---------- The data ----------

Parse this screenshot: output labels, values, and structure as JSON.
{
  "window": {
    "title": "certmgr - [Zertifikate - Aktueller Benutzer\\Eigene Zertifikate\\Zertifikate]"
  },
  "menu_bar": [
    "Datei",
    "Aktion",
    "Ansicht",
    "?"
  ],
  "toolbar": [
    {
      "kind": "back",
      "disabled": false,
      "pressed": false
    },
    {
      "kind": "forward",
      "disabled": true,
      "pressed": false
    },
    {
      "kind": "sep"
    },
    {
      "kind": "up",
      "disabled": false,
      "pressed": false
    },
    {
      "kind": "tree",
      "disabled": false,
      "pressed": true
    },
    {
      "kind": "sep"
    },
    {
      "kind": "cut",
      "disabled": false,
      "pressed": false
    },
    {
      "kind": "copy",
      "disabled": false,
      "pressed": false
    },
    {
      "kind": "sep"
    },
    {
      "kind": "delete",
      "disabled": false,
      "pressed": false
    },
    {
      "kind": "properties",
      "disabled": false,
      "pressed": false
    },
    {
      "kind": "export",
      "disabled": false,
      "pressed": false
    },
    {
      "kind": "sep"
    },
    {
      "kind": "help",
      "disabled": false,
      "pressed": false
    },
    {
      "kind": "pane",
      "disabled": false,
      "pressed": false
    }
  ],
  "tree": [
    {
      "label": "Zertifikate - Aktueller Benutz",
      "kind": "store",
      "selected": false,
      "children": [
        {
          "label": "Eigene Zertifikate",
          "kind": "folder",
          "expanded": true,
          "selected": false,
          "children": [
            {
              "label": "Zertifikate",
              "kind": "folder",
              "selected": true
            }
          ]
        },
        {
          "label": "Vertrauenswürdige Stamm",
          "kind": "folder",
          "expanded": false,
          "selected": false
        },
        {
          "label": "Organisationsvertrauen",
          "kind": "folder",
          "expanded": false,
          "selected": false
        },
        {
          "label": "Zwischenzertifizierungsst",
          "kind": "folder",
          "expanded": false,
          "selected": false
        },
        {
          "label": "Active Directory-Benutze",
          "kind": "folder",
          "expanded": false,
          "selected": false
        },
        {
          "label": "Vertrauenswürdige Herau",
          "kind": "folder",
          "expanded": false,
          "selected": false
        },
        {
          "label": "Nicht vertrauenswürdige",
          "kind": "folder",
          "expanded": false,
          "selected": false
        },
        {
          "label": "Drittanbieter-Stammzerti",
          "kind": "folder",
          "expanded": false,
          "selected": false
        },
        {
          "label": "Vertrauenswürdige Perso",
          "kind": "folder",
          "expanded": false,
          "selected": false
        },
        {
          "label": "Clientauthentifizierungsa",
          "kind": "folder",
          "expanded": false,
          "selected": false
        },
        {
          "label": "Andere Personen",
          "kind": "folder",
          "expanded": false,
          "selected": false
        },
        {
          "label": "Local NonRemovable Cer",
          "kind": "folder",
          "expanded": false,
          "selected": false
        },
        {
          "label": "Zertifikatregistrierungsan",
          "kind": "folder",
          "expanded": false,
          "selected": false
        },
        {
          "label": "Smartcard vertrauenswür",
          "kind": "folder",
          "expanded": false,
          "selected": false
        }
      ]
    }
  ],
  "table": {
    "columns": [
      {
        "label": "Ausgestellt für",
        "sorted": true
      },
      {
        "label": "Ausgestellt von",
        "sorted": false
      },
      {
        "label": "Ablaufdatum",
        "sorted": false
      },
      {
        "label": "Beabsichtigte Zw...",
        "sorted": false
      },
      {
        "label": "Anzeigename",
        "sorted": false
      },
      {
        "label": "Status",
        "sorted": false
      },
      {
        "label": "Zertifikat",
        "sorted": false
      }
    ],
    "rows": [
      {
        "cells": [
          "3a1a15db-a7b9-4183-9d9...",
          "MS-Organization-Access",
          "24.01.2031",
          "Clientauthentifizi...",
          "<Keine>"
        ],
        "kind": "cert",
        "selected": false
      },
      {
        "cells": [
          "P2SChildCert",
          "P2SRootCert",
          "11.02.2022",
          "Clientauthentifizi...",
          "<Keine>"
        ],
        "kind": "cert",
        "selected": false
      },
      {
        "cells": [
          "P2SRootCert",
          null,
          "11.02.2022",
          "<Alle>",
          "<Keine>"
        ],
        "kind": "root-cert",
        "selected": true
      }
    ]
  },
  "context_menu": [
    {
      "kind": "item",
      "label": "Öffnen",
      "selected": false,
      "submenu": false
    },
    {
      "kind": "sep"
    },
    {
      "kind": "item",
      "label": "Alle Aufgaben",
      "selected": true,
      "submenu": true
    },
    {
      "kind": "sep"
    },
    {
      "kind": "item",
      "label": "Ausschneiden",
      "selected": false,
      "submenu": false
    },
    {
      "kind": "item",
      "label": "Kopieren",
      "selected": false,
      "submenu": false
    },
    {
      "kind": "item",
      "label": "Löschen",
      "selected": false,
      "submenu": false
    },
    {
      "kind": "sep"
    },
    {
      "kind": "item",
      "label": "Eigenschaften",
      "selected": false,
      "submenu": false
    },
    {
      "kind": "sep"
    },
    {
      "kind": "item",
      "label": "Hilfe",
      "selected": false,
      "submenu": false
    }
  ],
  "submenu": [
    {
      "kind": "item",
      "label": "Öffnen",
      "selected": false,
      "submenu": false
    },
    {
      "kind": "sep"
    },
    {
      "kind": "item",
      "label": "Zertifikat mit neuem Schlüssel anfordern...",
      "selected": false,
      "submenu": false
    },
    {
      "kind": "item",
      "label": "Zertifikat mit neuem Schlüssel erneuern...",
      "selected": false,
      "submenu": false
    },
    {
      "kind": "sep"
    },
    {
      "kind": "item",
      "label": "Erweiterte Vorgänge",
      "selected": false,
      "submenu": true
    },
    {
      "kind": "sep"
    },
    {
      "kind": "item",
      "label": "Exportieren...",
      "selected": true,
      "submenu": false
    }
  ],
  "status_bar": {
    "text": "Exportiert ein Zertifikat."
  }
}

----------

*What is expected*. Identify the lines that hold the word "Ausgestellt". Copy every one of them.

*Expected answer*.
        "label": "Ausgestellt für",
        "label": "Ausgestellt von",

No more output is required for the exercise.